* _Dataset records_
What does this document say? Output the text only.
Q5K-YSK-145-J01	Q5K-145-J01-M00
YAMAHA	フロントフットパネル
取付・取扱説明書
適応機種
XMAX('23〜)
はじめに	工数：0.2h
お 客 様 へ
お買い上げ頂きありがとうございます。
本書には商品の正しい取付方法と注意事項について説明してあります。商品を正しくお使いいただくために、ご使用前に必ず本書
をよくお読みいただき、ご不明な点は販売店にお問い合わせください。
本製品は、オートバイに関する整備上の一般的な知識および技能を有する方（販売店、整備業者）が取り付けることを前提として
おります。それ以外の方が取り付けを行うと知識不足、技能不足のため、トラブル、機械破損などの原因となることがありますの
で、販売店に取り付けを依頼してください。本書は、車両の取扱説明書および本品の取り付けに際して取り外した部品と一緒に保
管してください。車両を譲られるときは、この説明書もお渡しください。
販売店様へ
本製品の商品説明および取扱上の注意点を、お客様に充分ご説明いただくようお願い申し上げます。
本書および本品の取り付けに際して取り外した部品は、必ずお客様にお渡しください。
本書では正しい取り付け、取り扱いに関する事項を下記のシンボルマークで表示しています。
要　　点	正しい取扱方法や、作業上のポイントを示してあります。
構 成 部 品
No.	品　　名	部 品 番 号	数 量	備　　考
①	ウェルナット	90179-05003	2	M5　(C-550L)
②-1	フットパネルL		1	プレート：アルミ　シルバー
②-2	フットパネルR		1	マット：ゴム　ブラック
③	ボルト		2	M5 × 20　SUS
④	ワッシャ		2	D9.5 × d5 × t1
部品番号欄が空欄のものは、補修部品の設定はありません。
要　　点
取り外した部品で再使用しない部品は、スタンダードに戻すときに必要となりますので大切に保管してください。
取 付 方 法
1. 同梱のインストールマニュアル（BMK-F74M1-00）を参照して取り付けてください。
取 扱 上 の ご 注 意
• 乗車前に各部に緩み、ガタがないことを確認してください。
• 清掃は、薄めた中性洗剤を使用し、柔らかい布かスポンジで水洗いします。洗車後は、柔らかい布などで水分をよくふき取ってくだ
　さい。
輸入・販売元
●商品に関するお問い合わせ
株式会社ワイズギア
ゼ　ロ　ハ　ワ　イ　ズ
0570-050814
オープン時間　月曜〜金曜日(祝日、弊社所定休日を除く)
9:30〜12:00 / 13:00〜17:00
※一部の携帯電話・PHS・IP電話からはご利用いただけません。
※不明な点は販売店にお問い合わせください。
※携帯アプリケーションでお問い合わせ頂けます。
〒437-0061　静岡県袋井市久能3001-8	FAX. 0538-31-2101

* _WHAT TO PRODUCE_
Transcribe the whole listing exactly.

* _EXERCISE OUTPUT_
What does this document say? Output the text only.
Q5K-YSK-145-J01	Q5K-145-J01-M00
YAMAHA	フロントフットパネル
取付・取扱説明書
適応機種
XMAX('23〜)
はじめに	工数：0.2h
お 客 様 へ
お買い上げ頂きありがとうございます。
本書には商品の正しい取付方法と注意事項について説明してあります。商品を正しくお使いいただくために、ご使用前に必ず本書
をよくお読みいただき、ご不明な点は販売店にお問い合わせください。
本製品は、オートバイに関する整備上の一般的な知識および技能を有する方（販売店、整備業者）が取り付けることを前提として
おります。それ以外の方が取り付けを行うと知識不足、技能不足のため、トラブル、機械破損などの原因となることがありますの
で、販売店に取り付けを依頼してください。本書は、車両の取扱説明書および本品の取り付けに際して取り外した部品と一緒に保
管してください。車両を譲られるときは、この説明書もお渡しください。
販売店様へ
本製品の商品説明および取扱上の注意点を、お客様に充分ご説明いただくようお願い申し上げます。
本書および本品の取り付けに際して取り外した部品は、必ずお客様にお渡しください。
本書では正しい取り付け、取り扱いに関する事項を下記のシンボルマークで表示しています。
要　　点	正しい取扱方法や、作業上のポイントを示してあります。
構 成 部 品
No.	品　　名	部 品 番 号	数 量	備　　考
①	ウェルナット	90179-05003	2	M5　(C-550L)
②-1	フットパネルL		1	プレート：アルミ　シルバー
②-2	フットパネルR		1	マット：ゴム　ブラック
③	ボルト		2	M5 × 20　SUS
④	ワッシャ		2	D9.5 × d5 × t1
部品番号欄が空欄のものは、補修部品の設定はありません。
要　　点
取り外した部品で再使用しない部品は、スタンダードに戻すときに必要となりますので大切に保管してください。
取 付 方 法
1. 同梱のインストールマニュアル（BMK-F74M1-00）を参照して取り付けてください。
取 扱 上 の ご 注 意
• 乗車前に各部に緩み、ガタがないことを確認してください。
• 清掃は、薄めた中性洗剤を使用し、柔らかい布かスポンジで水洗いします。洗車後は、柔らかい布などで水分をよくふき取ってくだ
　さい。
輸入・販売元
●商品に関するお問い合わせ
株式会社ワイズギア
ゼ　ロ　ハ　ワ　イ　ズ
0570-050814
オープン時間　月曜〜金曜日(祝日、弊社所定休日を除く)
9:30〜12:00 / 13:00〜17:00
※一部の携帯電話・PHS・IP電話からはご利用いただけません。
※不明な点は販売店にお問い合わせください。
※携帯アプリケーションでお問い合わせ頂けます。
〒437-0061　静岡県袋井市久能3001-8	FAX. 0538-31-2101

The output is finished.